── Data in this exercise ──

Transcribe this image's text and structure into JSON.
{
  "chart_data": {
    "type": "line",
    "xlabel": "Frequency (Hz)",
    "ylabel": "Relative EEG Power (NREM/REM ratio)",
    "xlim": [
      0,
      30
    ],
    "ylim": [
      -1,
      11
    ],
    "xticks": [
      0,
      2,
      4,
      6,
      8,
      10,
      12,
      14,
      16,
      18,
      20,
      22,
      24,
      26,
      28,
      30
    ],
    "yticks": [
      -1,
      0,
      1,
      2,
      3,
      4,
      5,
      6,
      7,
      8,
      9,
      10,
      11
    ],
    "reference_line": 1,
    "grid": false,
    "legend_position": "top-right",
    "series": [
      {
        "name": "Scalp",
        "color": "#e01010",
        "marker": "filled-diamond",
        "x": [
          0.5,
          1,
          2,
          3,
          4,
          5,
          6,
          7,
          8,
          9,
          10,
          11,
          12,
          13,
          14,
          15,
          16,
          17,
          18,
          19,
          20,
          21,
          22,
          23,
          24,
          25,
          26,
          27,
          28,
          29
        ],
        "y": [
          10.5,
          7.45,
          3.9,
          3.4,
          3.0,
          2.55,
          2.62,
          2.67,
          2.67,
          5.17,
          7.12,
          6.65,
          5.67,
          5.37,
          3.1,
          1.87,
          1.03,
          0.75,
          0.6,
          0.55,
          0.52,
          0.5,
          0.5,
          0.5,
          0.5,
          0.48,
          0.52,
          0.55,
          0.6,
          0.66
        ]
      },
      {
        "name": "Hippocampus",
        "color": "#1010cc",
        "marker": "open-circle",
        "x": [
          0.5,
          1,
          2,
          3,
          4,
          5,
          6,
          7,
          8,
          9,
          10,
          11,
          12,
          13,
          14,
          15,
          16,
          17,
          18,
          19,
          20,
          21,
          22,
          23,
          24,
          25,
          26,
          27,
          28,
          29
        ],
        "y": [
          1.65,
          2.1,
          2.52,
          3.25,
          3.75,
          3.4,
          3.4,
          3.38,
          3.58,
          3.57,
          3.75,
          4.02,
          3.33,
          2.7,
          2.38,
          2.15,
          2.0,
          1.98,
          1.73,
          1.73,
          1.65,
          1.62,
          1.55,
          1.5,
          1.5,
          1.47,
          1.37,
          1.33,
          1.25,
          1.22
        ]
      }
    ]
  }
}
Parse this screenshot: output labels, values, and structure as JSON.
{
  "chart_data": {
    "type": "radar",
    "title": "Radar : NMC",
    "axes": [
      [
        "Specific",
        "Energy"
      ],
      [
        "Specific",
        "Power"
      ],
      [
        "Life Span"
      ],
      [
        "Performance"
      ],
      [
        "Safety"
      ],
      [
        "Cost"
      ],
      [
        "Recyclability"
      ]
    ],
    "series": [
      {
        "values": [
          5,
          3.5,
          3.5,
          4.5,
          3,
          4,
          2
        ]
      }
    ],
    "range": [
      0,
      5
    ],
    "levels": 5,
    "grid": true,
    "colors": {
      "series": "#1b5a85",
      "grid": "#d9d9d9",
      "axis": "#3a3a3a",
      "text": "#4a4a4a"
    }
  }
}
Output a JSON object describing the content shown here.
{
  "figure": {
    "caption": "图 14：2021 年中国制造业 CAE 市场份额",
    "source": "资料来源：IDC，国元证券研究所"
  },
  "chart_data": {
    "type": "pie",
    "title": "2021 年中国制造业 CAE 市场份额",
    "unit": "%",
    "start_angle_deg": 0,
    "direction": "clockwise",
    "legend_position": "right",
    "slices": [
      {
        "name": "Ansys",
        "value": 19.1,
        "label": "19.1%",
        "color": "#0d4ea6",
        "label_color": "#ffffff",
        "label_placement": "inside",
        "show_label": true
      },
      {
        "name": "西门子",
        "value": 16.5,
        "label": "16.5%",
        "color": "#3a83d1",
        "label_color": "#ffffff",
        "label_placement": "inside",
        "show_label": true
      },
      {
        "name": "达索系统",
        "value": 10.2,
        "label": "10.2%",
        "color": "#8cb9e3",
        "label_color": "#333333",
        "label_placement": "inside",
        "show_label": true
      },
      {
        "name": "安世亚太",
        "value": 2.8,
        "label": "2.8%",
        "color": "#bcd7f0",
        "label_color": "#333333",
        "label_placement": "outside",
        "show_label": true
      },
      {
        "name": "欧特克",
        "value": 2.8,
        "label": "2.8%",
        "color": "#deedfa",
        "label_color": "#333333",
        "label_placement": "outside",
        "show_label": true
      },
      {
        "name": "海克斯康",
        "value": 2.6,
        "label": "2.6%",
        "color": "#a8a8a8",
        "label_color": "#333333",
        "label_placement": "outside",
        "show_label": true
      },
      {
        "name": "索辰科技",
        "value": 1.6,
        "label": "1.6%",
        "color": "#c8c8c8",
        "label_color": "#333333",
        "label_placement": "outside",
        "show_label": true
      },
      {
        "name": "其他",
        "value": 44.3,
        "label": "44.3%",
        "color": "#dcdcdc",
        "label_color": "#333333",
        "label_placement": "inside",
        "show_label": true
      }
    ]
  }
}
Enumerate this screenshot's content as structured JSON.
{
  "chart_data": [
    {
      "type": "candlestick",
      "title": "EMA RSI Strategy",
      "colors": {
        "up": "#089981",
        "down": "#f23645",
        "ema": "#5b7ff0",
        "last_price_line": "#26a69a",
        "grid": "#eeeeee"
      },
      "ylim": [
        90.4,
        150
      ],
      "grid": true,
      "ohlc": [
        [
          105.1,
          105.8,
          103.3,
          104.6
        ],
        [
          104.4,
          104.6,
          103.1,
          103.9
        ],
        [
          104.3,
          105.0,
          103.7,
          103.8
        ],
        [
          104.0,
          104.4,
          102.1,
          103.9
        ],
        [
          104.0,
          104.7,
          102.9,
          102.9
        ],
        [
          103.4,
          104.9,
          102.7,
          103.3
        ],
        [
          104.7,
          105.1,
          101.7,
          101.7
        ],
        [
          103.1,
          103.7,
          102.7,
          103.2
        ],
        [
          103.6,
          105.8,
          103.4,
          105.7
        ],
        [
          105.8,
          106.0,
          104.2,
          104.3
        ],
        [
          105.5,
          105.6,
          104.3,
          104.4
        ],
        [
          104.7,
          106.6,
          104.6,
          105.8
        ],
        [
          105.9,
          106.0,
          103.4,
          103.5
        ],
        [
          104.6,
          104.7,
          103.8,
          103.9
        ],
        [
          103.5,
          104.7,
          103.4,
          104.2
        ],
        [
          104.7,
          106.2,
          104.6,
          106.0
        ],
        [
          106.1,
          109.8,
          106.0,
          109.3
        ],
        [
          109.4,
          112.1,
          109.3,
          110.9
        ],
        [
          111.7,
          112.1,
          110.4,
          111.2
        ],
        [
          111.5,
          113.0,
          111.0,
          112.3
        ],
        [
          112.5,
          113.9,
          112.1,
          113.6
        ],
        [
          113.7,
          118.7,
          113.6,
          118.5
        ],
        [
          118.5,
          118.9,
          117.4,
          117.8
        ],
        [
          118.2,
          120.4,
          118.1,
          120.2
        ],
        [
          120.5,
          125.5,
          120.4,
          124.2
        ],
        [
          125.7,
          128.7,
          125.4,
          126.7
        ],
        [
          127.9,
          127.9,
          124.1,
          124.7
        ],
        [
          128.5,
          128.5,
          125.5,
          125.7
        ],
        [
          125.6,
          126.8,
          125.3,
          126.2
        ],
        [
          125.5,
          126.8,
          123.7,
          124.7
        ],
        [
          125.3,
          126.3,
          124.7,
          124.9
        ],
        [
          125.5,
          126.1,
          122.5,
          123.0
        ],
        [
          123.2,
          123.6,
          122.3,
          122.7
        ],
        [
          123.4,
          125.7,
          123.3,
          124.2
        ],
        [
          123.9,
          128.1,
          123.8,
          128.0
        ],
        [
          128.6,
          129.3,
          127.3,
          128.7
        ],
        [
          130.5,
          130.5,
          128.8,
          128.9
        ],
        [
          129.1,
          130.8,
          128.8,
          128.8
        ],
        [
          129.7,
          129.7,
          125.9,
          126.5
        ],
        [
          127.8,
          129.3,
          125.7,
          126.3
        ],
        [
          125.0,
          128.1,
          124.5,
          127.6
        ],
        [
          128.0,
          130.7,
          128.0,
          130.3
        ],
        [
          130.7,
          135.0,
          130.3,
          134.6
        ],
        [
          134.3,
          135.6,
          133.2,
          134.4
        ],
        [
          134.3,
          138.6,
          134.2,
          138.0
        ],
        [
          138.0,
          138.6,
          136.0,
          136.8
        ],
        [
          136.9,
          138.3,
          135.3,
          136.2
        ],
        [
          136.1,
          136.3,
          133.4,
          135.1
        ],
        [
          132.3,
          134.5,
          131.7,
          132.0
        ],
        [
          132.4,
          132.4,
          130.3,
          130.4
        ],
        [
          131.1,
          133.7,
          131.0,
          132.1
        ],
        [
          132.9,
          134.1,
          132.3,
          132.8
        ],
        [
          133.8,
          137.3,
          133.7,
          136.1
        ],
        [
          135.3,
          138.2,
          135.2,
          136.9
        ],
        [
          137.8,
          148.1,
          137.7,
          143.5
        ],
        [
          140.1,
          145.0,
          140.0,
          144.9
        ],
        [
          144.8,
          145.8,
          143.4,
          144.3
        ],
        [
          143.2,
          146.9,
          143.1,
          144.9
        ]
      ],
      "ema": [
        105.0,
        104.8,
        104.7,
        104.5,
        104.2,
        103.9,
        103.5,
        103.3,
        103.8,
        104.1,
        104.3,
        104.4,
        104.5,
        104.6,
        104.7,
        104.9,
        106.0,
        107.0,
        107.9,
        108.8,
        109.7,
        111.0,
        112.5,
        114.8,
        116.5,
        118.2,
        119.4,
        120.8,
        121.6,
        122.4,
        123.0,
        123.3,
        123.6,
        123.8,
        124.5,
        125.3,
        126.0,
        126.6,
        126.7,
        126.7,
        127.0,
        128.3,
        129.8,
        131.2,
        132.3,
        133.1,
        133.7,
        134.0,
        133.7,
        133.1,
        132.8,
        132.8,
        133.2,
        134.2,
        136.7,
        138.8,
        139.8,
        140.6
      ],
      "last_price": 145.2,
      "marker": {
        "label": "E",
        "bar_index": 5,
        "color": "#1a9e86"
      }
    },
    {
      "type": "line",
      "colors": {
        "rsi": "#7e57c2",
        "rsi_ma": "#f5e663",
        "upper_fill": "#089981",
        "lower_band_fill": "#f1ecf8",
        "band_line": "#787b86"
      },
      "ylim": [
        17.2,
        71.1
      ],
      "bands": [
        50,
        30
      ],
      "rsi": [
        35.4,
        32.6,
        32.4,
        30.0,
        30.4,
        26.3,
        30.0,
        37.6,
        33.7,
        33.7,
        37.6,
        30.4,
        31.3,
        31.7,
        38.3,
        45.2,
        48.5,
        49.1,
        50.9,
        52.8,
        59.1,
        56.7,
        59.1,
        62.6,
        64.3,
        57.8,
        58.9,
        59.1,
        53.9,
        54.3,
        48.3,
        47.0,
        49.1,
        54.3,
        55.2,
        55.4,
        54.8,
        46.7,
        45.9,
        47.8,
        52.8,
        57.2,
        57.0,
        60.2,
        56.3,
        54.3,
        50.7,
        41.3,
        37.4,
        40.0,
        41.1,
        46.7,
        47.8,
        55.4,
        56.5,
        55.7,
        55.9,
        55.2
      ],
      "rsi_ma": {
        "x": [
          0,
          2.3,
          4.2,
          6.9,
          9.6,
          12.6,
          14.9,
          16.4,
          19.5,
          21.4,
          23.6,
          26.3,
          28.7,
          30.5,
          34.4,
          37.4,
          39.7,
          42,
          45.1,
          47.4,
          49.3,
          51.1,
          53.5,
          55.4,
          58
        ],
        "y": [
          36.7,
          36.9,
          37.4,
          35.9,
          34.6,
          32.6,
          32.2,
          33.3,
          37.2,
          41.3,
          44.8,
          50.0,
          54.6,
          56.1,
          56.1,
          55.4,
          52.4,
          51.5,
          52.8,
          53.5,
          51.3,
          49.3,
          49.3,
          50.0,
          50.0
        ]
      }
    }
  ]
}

───

▶ _Directions for this task_
Count how many lines include the string "marker". Nothing but the number is needed.

▶ _The result_
3